Other electronic resources included Glucksman Library E-resources, JSTOR, Thieme, and internet sites including Radiopaedia.org, Rheumatology.org, NICE.org.uk, and arthritisireland.ie. Printed sources included Journal of Rheumatology, European Journal of Rheumatology, Radiology, and Clinical Radiology. Grey literature included ResearchGate, British Society for Rheumatology, and Arthritis Research and Therapy. The search was not limited in Cochrane or Science Direct. Additional articles were found in the British Medical Journal, the Irish Medical Journal, ResearchGate, JSTOR, Thieme and reports from the Annals of Rheumatic Diseases, and EULAR. The abstracts of each peer-reviewed paper were evaluated to determine if they addressed ultrasonography, diagnosis, or detection of early rheumatoid arthritis. Clinical trials included in this review will be presented in a chronological order. Conclusions drawn from these studies and reviews are compared to determine an appropriate imaging modality for the early diagnosis of RA.
Exclusion criteria
Search terms yielded numerous results, and many were rejected due to irrelevance or non-specific to early rheumatoid arthritis diagnosis and ultrasonography. Any related conditions including juvenile arthritis, gout, SLE, osteoarthritis, polymyalgia rheumatica, and spondyloarthritis were excluded. The search was refined in PubMed by only using reviews which were written in English and published in past 10 years, solely human studies, and had full free text available. Searches for keywords were limited to the title/abstract to maximise relevant data.
Results
Earlier diagnosis and initiation of DMARDS
NICE guidelines recommend early detection of persistent synovitis and prompt commencement of DMARDS. Earlier detection of joint damage and earlier diagnosis of rheumatoid arthritis is now possible, through imaging modalities such as ultrasound and MRI, allowing repair and halting disease progression by novel therapeutic agents. The accessibility of biologics and DMARDS has prompted earlier initiation of therapy, enabling control of RA and joint preservation [81].
Kelly et al. [37] found that routine US in newly referred patients was associated with significantly earlier diagnosis and initiation of DMARD treatment. Ninety-two percent of their patients later clinically diagnosed with RA fulfilled the ACR/EULAR 2010 criteria at 12 months. A window of opportunity for remission occurs in the earliest stages of RA [82]. It is argued that US improves diagnostic certainty in new patients presenting with seronegative early arthritis [24, 31, 44]. This differs to the Pratt et al., (2013) study; they found that US as routine assessment in an early arthritis clinic did not add substantial discriminatory value for predicting RA.

• **TASK SET**:
- 1) According to the review passage on ultrasound in early rheumatoid arthritis, what percentage of Kelly et al.'s patients later clinically diagnosed with RA fulfilled the ACR/EULAR 2010 criteria at 12 months?
- 2) Translate this sentence from the review passage on ultrasound in early rheumatoid arthritis into Spanish: "A window of opportunity for remission occurs in the earliest stages of RA [82]."
- 3) Continue the review passage on ultrasound in early rheumatoid arthritis, picking up after its final sentence.

• **DATASET CONTENT**:
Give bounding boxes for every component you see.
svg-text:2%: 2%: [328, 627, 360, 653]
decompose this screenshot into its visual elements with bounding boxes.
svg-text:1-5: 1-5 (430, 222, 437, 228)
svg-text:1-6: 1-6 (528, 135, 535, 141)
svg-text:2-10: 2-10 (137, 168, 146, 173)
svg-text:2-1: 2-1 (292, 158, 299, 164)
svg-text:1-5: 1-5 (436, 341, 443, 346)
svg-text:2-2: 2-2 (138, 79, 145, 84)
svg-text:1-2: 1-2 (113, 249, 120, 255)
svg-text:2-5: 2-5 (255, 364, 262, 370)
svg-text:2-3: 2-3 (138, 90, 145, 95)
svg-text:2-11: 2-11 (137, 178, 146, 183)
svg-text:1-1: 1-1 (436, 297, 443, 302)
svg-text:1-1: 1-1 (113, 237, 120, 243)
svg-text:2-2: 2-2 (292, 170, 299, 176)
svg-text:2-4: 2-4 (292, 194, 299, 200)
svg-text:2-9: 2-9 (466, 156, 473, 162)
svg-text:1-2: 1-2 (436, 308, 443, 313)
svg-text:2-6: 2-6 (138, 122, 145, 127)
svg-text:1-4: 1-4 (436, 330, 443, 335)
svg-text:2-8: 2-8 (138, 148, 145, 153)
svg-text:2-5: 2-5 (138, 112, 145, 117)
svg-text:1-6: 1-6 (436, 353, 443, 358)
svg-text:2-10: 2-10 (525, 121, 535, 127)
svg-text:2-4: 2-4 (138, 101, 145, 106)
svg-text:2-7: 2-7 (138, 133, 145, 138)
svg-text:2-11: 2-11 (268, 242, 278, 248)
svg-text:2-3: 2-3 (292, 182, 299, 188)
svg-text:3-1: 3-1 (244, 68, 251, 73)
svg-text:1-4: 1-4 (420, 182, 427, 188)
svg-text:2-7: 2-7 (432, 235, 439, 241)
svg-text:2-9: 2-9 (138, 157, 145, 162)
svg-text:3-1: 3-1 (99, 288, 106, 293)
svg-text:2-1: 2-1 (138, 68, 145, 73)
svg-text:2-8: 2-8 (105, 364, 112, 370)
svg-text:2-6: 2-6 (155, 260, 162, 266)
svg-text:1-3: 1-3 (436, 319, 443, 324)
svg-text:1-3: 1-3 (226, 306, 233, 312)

• **ANSWERS**:
- 1) Ninety-two percent.

- 2) En las primeras etapas de la AR se presenta una ventana de oportunidad para la remisión [82].

- 3)
Evaluation of RA and quickly starting DMARD therapy has advantageous long-term clinical outcomes and socioeconomic benefits. Disease progression can be halted, with improved long-term functional and radiological outcomes. In addition to reduced clinical signs and symptoms of RA, early diagnosis improves long-term outcomes such as pain, structural damage, and disability [54].
Sensitivity and specificity
Studies that compare US and clinical examination have established a higher sensitivity and specificity of RA diagnosis using US [63]. Nakagomi [47] found that US assessment was more sensitive for detecting synovitis than clinical joint examination, (78% sensitivity for GSUS detected synovitis vs 58.5% sensitivity for clinically detected synovitis) thereby minimizing false-negative results and reducing missed diagnosis and loss of benefit of early DMARD treatment. Their study of 41 patients also provided a very specific assessment of synovitis (93.7% specificity for PDUS assessment vs 79.4% specificity for clinically detected synovitis), which is important to eliminate the risk of initiating DMARD therapy, with considerable adverse effects on patients who do not have RA. The NICE report quotes a requirement of sensitivity of > 90% for determining the diagnostic accuracy of US in addition to clinical assessment in diagnosing RA [52] (Table 1).
Main findings of ultrasound in rheumatoid arthritis
The working group in ultrasonography, OMERACTFootnote 1, developed outcome measures in rheumatology, including detectable pathologies for synovial hypertrophy, effusion, rheumatoid erosion, enthesopathy, and tenosynovitis [84].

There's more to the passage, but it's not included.